:: Records to use
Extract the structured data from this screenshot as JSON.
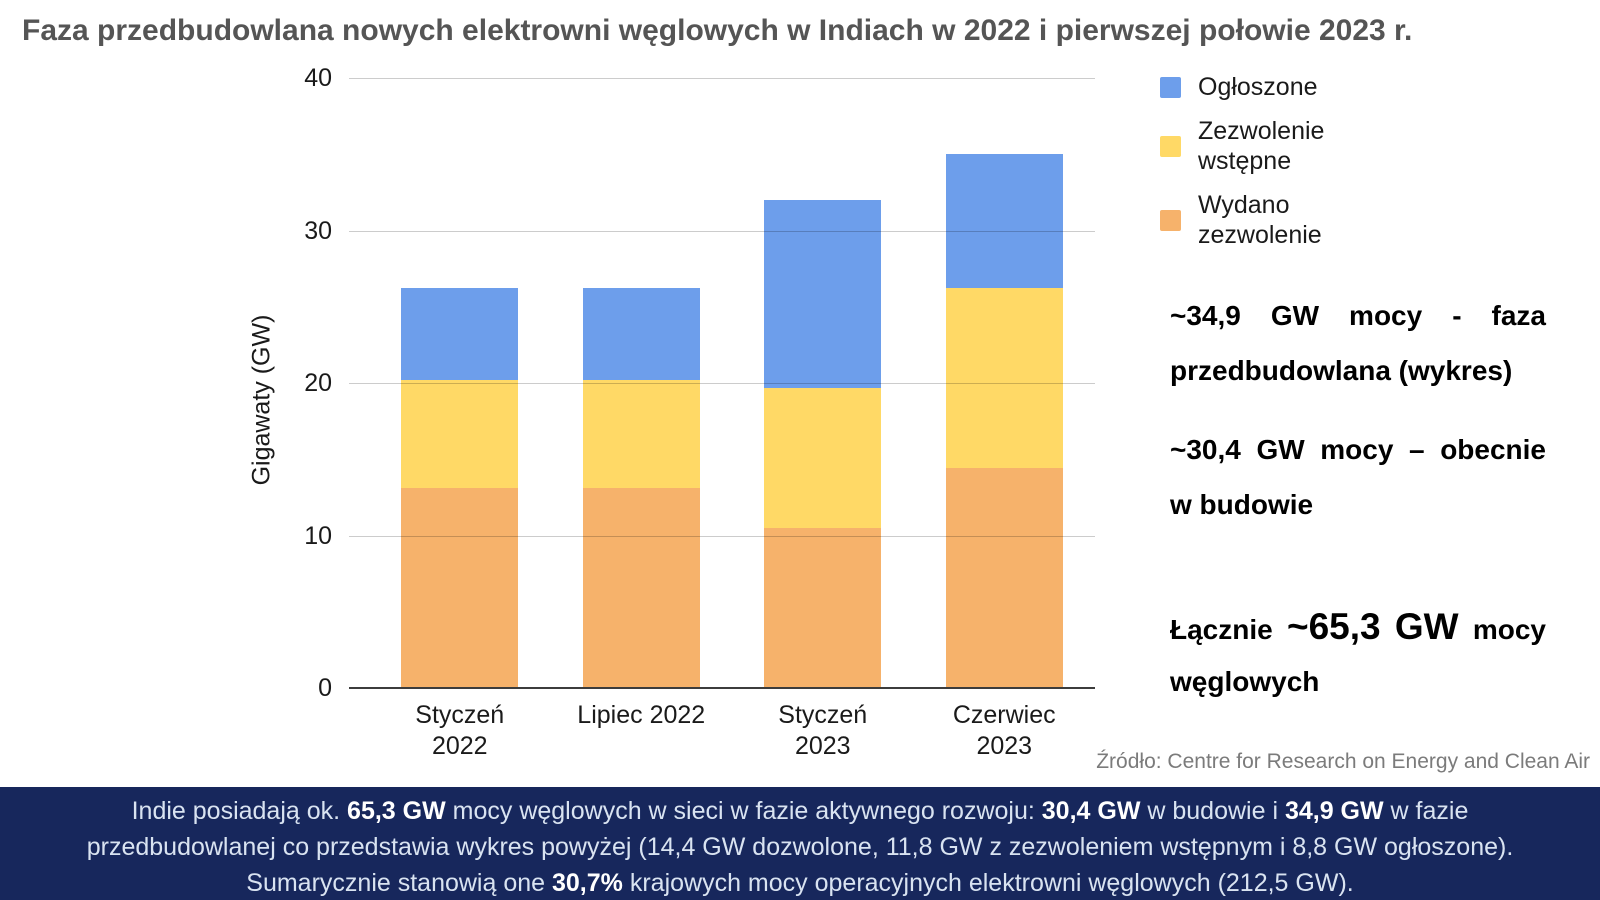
{
  "title": "Faza przedbudowlana nowych elektrowni węglowych w Indiach w 2022 i pierwszej połowie 2023 r.",
  "colors": {
    "announced_blue": "#6d9eeb",
    "pre_permit_yellow": "#ffd966",
    "permitted_orange": "#f6b26b",
    "banner_background": "#17275c",
    "banner_text": "#d9e3f1",
    "title_text": "#555555",
    "source_text": "#7b7b7b",
    "axis_line": "#3c3c3c",
    "gridline": "#cccccc"
  },
  "chart_data": {
    "type": "bar",
    "stacked": true,
    "title": "Faza przedbudowlana nowych elektrowni węglowych w Indiach w 2022 i pierwszej połowie 2023 r.",
    "xlabel": "",
    "ylabel": "Gigawaty (GW)",
    "ylim": [
      0,
      40
    ],
    "yticks": [
      0,
      10,
      20,
      30,
      40
    ],
    "grid": true,
    "legend_position": "right",
    "categories": [
      "Styczeń 2022",
      "Lipiec 2022",
      "Styczeń 2023",
      "Czerwiec 2023"
    ],
    "series": [
      {
        "name": "Wydano zezwolenie",
        "color": "#f6b26b",
        "values": [
          13.1,
          13.1,
          10.5,
          14.4
        ]
      },
      {
        "name": "Zezwolenie wstępne",
        "color": "#ffd966",
        "values": [
          7.1,
          7.1,
          9.2,
          11.8
        ]
      },
      {
        "name": "Ogłoszone",
        "color": "#6d9eeb",
        "values": [
          6.0,
          6.0,
          12.3,
          8.8
        ]
      }
    ],
    "totals": [
      26.2,
      26.2,
      32.0,
      35.0
    ]
  },
  "legend": [
    {
      "label": "Ogłoszone",
      "color": "#6d9eeb"
    },
    {
      "label": "Zezwolenie wstępne",
      "color": "#ffd966"
    },
    {
      "label": "Wydano zezwolenie",
      "color": "#f6b26b"
    }
  ],
  "annotations": {
    "pre_construction": {
      "line1": [
        {
          "t": "~34,9"
        },
        {
          "t": "GW"
        },
        {
          "t": "mocy"
        },
        {
          "t": "-"
        },
        {
          "t": "faza"
        }
      ],
      "line2": "przedbudowlana (wykres)"
    },
    "under_construction": {
      "line1": [
        {
          "t": "~30,4"
        },
        {
          "t": "GW"
        },
        {
          "t": "mocy"
        },
        {
          "t": "–"
        },
        {
          "t": "obecnie"
        }
      ],
      "line2": "w budowie"
    },
    "total": {
      "line1": [
        {
          "t": "Łącznie"
        },
        {
          "t": "~65,3",
          "big": true
        },
        {
          "t": "GW",
          "big": true
        },
        {
          "t": "mocy"
        }
      ],
      "line2": "węglowych"
    }
  },
  "source": "Źródło: Centre for Research on Energy and Clean Air",
  "banner": {
    "lines": [
      [
        {
          "t": "Indie posiadają ok. "
        },
        {
          "t": "65,3 GW",
          "b": true
        },
        {
          "t": " mocy węglowych w sieci w fazie aktywnego rozwoju: "
        },
        {
          "t": "30,4 GW",
          "b": true
        },
        {
          "t": " w budowie i "
        },
        {
          "t": "34,9 GW",
          "b": true
        },
        {
          "t": " w fazie"
        }
      ],
      [
        {
          "t": "przedbudowlanej co przedstawia wykres powyżej (14,4 GW dozwolone, 11,8 GW z zezwoleniem wstępnym i 8,8 GW ogłoszone)."
        }
      ],
      [
        {
          "t": "Sumarycznie stanowią one "
        },
        {
          "t": "30,7%",
          "b": true
        },
        {
          "t": " krajowych mocy operacyjnych elektrowni węglowych (212,5 GW)."
        }
      ]
    ]
  }
}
::::
**Stated problem**
Write out the entries above verbatim; the pictures do not belong in your copy.

**Exercise solution**
Extract the structured data from this screenshot as JSON.
{
  "title": "Faza przedbudowlana nowych elektrowni węglowych w Indiach w 2022 i pierwszej połowie 2023 r.",
  "colors": {
    "announced_blue": "#6d9eeb",
    "pre_permit_yellow": "#ffd966",
    "permitted_orange": "#f6b26b",
    "banner_background": "#17275c",
    "banner_text": "#d9e3f1",
    "title_text": "#555555",
    "source_text": "#7b7b7b",
    "axis_line": "#3c3c3c",
    "gridline": "#cccccc"
  },
  "chart_data": {
    "type": "bar",
    "stacked": true,
    "title": "Faza przedbudowlana nowych elektrowni węglowych w Indiach w 2022 i pierwszej połowie 2023 r.",
    "xlabel": "",
    "ylabel": "Gigawaty (GW)",
    "ylim": [
      0,
      40
    ],
    "yticks": [
      0,
      10,
      20,
      30,
      40
    ],
    "grid": true,
    "legend_position": "right",
    "categories": [
      "Styczeń 2022",
      "Lipiec 2022",
      "Styczeń 2023",
      "Czerwiec 2023"
    ],
    "series": [
      {
        "name": "Wydano zezwolenie",
        "color": "#f6b26b",
        "values": [
          13.1,
          13.1,
          10.5,
          14.4
        ]
      },
      {
        "name": "Zezwolenie wstępne",
        "color": "#ffd966",
        "values": [
          7.1,
          7.1,
          9.2,
          11.8
        ]
      },
      {
        "name": "Ogłoszone",
        "color": "#6d9eeb",
        "values": [
          6.0,
          6.0,
          12.3,
          8.8
        ]
      }
    ],
    "totals": [
      26.2,
      26.2,
      32.0,
      35.0
    ]
  },
  "legend": [
    {
      "label": "Ogłoszone",
      "color": "#6d9eeb"
    },
    {
      "label": "Zezwolenie wstępne",
      "color": "#ffd966"
    },
    {
      "label": "Wydano zezwolenie",
      "color": "#f6b26b"
    }
  ],
  "annotations": {
    "pre_construction": {
      "line1": [
        {
          "t": "~34,9"
        },
        {
          "t": "GW"
        },
        {
          "t": "mocy"
        },
        {
          "t": "-"
        },
        {
          "t": "faza"
        }
      ],
      "line2": "przedbudowlana (wykres)"
    },
    "under_construction": {
      "line1": [
        {
          "t": "~30,4"
        },
        {
          "t": "GW"
        },
        {
          "t": "mocy"
        },
        {
          "t": "–"
        },
        {
          "t": "obecnie"
        }
      ],
      "line2": "w budowie"
    },
    "total": {
      "line1": [
        {
          "t": "Łącznie"
        },
        {
          "t": "~65,3",
          "big": true
        },
        {
          "t": "GW",
          "big": true
        },
        {
          "t": "mocy"
        }
      ],
      "line2": "węglowych"
    }
  },
  "source": "Źródło: Centre for Research on Energy and Clean Air",
  "banner": {
    "lines": [
      [
        {
          "t": "Indie posiadają ok. "
        },
        {
          "t": "65,3 GW",
          "b": true
        },
        {
          "t": " mocy węglowych w sieci w fazie aktywnego rozwoju: "
        },
        {
          "t": "30,4 GW",
          "b": true
        },
        {
          "t": " w budowie i "
        },
        {
          "t": "34,9 GW",
          "b": true
        },
        {
          "t": " w fazie"
        }
      ],
      [
        {
          "t": "przedbudowlanej co przedstawia wykres powyżej (14,4 GW dozwolone, 11,8 GW z zezwoleniem wstępnym i 8,8 GW ogłoszone)."
        }
      ],
      [
        {
          "t": "Sumarycznie stanowią one "
        },
        {
          "t": "30,7%",
          "b": true
        },
        {
          "t": " krajowych mocy operacyjnych elektrowni węglowych (212,5 GW)."
        }
      ]
    ]
  }
}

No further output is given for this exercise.